* [ENTRIES SUPPLIED]:
------
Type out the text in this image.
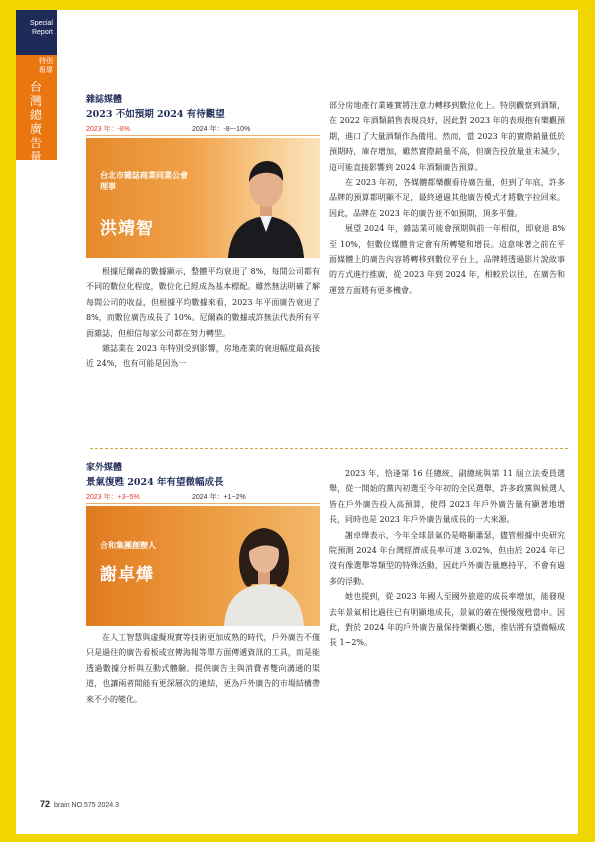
Special Report
特別報導
台灣總廣告量
雜誌媒體
2023 不如預期 2024 有待觀望
2023 年：-8%	2024 年：-8~-10%
台北市雜誌商業同業公會理事
洪靖智

根據尼爾森的數據顯示，整體平均衰退了 8%，每間公司都有不同的數位化程度，數位化已經成為基本標配。雖然無法明確了解每間公司的收益，但根據平均數據來看，2023 年平面廣告衰退了 8%，而數位廣告成長了 10%。尼爾森的數據或許無法代表所有平面雜誌，但相信每家公司都在努力轉型。

雜誌業在 2023 年特別受到影響，房地產業的衰退幅度最高接近 24%，也有可能是因為一

部分房地產行業確實將注意力轉移到數位化上。特別觀察到酒類，在 2022 年酒類銷售表現良好，因此對 2023 年的表現抱有樂觀預期，進口了大量酒類作為備用。然而，當 2023 年的實際銷量低於預期時，庫存增加，雖然實際銷量不高，但廣告投放量並未減少，這可能直接影響到 2024 年酒類廣告預算。

在 2023 年初，各媒體都樂觀看待廣告量，但到了年底，許多品牌的預算都明顯不足，最終通過其他廣告模式才將數字拉回來。因此，品牌在 2023 年的廣告並不如預期，頂多平盤。

展望 2024 年，雜誌業可能會預期與前一年相似，即衰退 8% 至 10%，但數位媒體肯定會有所轉變和增長。這意味著之前在平面媒體上的廣告內容將轉移到數位平台上，品牌將透過影片說故事的方式進行推廣，從 2023 年到 2024 年，相較於以往，在廣告和運營方面將有更多機會。

家外媒體
景氣復甦 2024 年有望微幅成長
2023 年：+3~5%	2024 年：+1~2%
合和集團創辦人
謝卓燁

在人工智慧與虛擬現實等技術更加成熟的時代，戶外廣告不僅只是過往的廣告看板或宣傳海報等單方面傳遞資訊的工具，而是能透過數據分析與互動式體驗。提供廣告主與消費者雙向溝通的渠道，也讓兩者間能有更深層次的連結，更為戶外廣告的市場結構帶來不小的變化。

2023 年，恰逢第 16 任總統、副總統與第 11 屆立法委員選舉，從一開始的黨內初選至今年初的全民選舉，許多政黨與候選人皆在戶外廣告投入高預算，使得 2023 年戶外廣告量有顯著地增長，同時也是 2023 年戶外廣告量成長的一大來源。

謝卓燁表示，今年全球景氣仍是略顯蕭瑟，儘管根據中央研究院預測 2024 年台灣經濟成長率可達 3.02%，但由於 2024 年已沒有像選舉等類型的特殊活動，因此戶外廣告量應持平，不會有過多的浮動。

她也提到，從 2023 年國人至國外旅遊的成長率增加，能發現去年景氣相比過往已有明顯地成長，景氣的確在慢慢復甦當中。因此，對於 2024 年的戶外廣告量保持樂觀心態，推估將有望微幅成長 1~2%。

72 brain NO.575 2024.3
------
* [TASK PROMPT]: Reproduce the entries above word for word. Pictures stay out.

* [ANSWER TO THIS TASK]:
Type out the text in this image.
Special Report
特別報導
台灣總廣告量
雜誌媒體
2023 不如預期 2024 有待觀望
2023 年：-8%	2024 年：-8~-10%
台北市雜誌商業同業公會理事
洪靖智

根據尼爾森的數據顯示，整體平均衰退了 8%，每間公司都有不同的數位化程度，數位化已經成為基本標配。雖然無法明確了解每間公司的收益，但根據平均數據來看，2023 年平面廣告衰退了 8%，而數位廣告成長了 10%。尼爾森的數據或許無法代表所有平面雜誌，但相信每家公司都在努力轉型。

雜誌業在 2023 年特別受到影響，房地產業的衰退幅度最高接近 24%，也有可能是因為一

部分房地產行業確實將注意力轉移到數位化上。特別觀察到酒類，在 2022 年酒類銷售表現良好，因此對 2023 年的表現抱有樂觀預期，進口了大量酒類作為備用。然而，當 2023 年的實際銷量低於預期時，庫存增加，雖然實際銷量不高，但廣告投放量並未減少，這可能直接影響到 2024 年酒類廣告預算。

在 2023 年初，各媒體都樂觀看待廣告量，但到了年底，許多品牌的預算都明顯不足，最終通過其他廣告模式才將數字拉回來。因此，品牌在 2023 年的廣告並不如預期，頂多平盤。

展望 2024 年，雜誌業可能會預期與前一年相似，即衰退 8% 至 10%，但數位媒體肯定會有所轉變和增長。這意味著之前在平面媒體上的廣告內容將轉移到數位平台上，品牌將透過影片說故事的方式進行推廣，從 2023 年到 2024 年，相較於以往，在廣告和運營方面將有更多機會。

家外媒體
景氣復甦 2024 年有望微幅成長
2023 年：+3~5%	2024 年：+1~2%
合和集團創辦人
謝卓燁

在人工智慧與虛擬現實等技術更加成熟的時代，戶外廣告不僅只是過往的廣告看板或宣傳海報等單方面傳遞資訊的工具，而是能透過數據分析與互動式體驗。提供廣告主與消費者雙向溝通的渠道，也讓兩者間能有更深層次的連結，更為戶外廣告的市場結構帶來不小的變化。

2023 年，恰逢第 16 任總統、副總統與第 11 屆立法委員選舉，從一開始的黨內初選至今年初的全民選舉，許多政黨與候選人皆在戶外廣告投入高預算，使得 2023 年戶外廣告量有顯著地增長，同時也是 2023 年戶外廣告量成長的一大來源。

謝卓燁表示，今年全球景氣仍是略顯蕭瑟，儘管根據中央研究院預測 2024 年台灣經濟成長率可達 3.02%，但由於 2024 年已沒有像選舉等類型的特殊活動，因此戶外廣告量應持平，不會有過多的浮動。

她也提到，從 2023 年國人至國外旅遊的成長率增加，能發現去年景氣相比過往已有明顯地成長，景氣的確在慢慢復甦當中。因此，對於 2024 年的戶外廣告量保持樂觀心態，推估將有望微幅成長 1~2%。

72 brain NO.575 2024.3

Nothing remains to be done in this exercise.